Task directions. Scan the following material for the string "ylabel" and copy each line in which it appears.

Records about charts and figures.
※
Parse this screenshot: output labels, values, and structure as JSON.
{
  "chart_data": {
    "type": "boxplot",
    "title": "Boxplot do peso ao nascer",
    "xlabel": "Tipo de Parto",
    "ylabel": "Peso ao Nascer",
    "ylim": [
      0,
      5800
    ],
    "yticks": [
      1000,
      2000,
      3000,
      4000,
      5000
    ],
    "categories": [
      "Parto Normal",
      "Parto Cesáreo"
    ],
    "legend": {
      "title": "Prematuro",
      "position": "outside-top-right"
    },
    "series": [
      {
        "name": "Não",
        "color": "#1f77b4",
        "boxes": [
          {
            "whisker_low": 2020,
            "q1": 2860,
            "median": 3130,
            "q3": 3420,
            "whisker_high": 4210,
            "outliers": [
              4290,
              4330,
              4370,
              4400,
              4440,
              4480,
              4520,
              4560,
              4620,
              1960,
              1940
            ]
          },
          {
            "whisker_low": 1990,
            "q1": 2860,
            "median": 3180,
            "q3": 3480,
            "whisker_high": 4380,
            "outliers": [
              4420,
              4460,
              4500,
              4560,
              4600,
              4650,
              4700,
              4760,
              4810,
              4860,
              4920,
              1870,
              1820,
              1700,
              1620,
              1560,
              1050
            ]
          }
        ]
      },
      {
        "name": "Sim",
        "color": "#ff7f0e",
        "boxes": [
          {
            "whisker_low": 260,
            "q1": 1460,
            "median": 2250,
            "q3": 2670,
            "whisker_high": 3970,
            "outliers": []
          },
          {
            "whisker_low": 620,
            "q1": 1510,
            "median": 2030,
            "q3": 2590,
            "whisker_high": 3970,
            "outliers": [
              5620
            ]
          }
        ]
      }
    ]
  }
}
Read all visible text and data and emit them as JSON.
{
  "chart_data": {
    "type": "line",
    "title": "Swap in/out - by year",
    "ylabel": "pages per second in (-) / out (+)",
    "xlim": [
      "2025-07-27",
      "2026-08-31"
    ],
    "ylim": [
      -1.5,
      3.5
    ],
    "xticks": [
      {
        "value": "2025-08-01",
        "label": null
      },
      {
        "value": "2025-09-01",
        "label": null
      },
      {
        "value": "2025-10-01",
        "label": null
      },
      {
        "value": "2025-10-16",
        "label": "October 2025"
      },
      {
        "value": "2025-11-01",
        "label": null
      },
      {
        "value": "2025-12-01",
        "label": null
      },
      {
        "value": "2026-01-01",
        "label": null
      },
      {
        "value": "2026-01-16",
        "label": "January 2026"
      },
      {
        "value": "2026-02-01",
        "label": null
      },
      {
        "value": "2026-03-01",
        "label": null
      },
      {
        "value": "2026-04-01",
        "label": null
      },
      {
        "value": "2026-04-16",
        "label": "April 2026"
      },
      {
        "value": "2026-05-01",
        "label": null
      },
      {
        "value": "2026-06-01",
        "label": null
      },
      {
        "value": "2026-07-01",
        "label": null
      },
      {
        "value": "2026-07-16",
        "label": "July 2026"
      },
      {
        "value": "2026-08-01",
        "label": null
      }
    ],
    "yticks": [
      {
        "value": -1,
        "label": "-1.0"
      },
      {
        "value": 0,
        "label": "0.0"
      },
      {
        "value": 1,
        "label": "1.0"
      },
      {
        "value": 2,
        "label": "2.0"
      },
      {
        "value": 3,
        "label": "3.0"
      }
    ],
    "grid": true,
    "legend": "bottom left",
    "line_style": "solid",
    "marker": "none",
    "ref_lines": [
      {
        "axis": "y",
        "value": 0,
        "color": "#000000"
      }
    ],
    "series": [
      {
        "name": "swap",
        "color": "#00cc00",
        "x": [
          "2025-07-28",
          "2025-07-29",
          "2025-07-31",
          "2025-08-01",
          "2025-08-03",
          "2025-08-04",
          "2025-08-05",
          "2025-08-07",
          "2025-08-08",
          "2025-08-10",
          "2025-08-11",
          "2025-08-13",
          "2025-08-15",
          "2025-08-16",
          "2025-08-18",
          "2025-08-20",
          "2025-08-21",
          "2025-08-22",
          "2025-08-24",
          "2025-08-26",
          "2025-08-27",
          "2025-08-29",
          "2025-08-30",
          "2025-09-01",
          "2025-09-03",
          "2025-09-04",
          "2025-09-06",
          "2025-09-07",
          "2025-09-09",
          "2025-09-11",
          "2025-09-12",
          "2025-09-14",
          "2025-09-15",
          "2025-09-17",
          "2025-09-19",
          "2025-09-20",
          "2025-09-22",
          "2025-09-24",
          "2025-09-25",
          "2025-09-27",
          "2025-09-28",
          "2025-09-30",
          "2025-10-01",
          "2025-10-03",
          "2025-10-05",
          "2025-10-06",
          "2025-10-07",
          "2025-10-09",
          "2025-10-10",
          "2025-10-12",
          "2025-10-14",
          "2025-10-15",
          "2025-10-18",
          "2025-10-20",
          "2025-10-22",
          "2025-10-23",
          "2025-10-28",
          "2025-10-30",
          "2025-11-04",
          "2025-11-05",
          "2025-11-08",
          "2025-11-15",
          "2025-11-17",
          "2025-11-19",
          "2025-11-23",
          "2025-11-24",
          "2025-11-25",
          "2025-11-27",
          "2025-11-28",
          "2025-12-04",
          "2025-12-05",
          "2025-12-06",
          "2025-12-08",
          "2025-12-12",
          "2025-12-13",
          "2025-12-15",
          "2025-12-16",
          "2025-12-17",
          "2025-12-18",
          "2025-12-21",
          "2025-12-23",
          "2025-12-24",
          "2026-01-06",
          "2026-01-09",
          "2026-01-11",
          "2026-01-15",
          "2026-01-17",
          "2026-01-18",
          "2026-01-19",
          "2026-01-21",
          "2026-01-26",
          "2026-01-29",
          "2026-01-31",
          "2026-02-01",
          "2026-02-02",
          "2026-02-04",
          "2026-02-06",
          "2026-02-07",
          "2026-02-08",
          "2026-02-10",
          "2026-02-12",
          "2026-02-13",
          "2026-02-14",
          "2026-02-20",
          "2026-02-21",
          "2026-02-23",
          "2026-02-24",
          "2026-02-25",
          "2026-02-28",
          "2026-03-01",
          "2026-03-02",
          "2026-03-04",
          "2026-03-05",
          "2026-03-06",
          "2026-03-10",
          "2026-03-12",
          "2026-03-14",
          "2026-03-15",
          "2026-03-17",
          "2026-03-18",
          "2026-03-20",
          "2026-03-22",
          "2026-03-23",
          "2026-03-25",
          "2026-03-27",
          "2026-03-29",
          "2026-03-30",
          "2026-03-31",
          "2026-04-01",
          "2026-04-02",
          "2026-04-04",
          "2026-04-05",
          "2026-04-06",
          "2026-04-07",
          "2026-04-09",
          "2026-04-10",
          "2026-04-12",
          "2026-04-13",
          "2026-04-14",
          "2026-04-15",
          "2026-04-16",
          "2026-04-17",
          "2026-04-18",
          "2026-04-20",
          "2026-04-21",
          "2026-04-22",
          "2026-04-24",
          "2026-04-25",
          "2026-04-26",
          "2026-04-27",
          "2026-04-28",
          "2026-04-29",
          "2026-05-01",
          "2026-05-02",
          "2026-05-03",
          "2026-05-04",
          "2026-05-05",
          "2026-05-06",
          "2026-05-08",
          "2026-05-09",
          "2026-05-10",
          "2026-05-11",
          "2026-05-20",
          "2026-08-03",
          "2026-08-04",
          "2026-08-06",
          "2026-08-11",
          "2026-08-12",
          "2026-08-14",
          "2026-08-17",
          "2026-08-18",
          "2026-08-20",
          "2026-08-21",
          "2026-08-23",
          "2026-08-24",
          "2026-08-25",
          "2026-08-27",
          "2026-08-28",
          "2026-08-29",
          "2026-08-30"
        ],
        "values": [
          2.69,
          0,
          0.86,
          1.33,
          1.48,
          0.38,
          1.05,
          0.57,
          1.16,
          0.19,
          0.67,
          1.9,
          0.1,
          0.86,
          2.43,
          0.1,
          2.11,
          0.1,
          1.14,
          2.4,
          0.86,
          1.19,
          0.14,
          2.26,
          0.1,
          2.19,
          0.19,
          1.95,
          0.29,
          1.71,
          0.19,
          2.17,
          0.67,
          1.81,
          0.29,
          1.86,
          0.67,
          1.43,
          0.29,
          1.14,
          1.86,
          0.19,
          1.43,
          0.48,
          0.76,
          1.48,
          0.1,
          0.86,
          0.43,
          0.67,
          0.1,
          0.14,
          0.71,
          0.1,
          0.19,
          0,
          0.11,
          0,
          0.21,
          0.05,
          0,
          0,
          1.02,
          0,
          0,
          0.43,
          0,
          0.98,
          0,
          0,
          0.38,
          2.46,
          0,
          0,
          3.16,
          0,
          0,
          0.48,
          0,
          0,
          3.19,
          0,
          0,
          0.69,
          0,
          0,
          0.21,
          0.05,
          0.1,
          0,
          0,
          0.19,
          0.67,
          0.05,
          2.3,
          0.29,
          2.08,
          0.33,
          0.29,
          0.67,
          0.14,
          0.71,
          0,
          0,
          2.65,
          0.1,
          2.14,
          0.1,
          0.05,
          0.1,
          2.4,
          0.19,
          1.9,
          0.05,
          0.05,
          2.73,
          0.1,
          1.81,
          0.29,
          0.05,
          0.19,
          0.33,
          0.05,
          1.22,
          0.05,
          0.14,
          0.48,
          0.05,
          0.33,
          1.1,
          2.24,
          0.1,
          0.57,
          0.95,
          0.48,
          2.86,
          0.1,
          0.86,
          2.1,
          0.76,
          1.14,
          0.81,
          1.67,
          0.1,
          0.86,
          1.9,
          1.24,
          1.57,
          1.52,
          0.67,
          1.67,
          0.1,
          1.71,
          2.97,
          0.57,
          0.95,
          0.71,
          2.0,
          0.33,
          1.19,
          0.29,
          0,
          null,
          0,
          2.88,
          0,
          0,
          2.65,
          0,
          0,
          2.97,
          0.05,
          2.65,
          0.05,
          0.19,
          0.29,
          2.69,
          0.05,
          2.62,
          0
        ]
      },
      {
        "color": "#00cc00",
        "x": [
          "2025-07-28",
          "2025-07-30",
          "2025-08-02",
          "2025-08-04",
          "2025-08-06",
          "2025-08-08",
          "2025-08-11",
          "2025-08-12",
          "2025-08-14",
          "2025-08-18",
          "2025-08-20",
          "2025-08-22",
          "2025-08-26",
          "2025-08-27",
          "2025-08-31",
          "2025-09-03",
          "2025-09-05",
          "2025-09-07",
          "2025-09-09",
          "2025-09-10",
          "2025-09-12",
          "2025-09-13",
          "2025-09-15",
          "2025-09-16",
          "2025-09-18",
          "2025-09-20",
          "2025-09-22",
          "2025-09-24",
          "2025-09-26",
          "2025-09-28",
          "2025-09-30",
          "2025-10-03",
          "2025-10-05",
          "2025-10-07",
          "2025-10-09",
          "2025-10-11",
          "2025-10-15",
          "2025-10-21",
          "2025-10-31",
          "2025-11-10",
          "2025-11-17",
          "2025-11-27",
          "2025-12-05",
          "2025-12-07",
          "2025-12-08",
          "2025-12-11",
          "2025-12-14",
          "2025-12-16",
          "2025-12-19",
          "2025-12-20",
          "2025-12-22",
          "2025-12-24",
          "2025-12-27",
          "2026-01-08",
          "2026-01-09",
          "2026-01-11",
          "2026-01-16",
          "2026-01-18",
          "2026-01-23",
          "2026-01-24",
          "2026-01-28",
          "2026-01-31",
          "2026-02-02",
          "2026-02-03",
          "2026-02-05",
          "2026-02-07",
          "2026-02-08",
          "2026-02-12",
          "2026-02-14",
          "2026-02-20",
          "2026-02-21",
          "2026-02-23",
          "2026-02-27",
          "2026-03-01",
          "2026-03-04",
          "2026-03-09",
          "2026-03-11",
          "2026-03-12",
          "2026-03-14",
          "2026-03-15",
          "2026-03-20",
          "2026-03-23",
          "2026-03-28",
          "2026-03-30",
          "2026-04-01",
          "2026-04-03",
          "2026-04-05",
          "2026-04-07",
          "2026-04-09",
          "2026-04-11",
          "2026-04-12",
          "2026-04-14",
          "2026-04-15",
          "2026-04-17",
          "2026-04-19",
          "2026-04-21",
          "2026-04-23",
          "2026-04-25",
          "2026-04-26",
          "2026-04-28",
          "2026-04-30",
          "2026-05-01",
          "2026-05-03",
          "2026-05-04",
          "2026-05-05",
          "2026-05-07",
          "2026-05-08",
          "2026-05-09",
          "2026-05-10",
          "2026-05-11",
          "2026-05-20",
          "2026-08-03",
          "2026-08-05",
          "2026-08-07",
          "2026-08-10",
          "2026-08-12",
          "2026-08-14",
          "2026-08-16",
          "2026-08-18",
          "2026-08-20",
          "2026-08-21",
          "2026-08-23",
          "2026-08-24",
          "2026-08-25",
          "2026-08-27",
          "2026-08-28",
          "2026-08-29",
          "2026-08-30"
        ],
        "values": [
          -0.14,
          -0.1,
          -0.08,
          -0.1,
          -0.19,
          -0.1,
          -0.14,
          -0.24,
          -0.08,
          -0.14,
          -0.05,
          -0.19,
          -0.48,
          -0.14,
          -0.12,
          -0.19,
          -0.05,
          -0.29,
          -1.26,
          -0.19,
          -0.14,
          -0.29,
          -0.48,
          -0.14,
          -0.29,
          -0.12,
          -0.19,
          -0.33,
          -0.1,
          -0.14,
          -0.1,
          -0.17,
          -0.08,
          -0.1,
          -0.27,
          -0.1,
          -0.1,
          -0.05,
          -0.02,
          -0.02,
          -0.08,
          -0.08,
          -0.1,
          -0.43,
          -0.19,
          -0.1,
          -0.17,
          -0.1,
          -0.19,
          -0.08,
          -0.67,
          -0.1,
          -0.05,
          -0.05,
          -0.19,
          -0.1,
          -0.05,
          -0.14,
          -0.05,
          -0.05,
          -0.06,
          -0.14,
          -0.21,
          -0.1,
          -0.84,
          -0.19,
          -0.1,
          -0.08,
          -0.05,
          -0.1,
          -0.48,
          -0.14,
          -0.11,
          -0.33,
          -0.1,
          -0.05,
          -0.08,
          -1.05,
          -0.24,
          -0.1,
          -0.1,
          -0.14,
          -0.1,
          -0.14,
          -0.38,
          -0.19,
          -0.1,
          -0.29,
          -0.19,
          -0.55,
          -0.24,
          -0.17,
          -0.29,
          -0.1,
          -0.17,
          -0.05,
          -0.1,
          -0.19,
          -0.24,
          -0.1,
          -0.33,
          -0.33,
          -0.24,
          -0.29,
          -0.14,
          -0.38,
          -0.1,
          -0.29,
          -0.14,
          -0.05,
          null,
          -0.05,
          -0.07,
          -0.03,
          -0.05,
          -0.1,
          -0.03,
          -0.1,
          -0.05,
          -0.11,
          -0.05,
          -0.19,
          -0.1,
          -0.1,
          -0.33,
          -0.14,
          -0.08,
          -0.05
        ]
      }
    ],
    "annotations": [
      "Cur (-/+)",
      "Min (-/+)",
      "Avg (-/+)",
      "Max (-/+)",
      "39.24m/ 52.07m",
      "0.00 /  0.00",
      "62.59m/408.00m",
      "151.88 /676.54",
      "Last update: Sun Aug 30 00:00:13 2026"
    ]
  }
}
※
Written response.
    "ylabel": "Peso ao Nascer",
    "ylabel": "pages per second in (-) / out (+)",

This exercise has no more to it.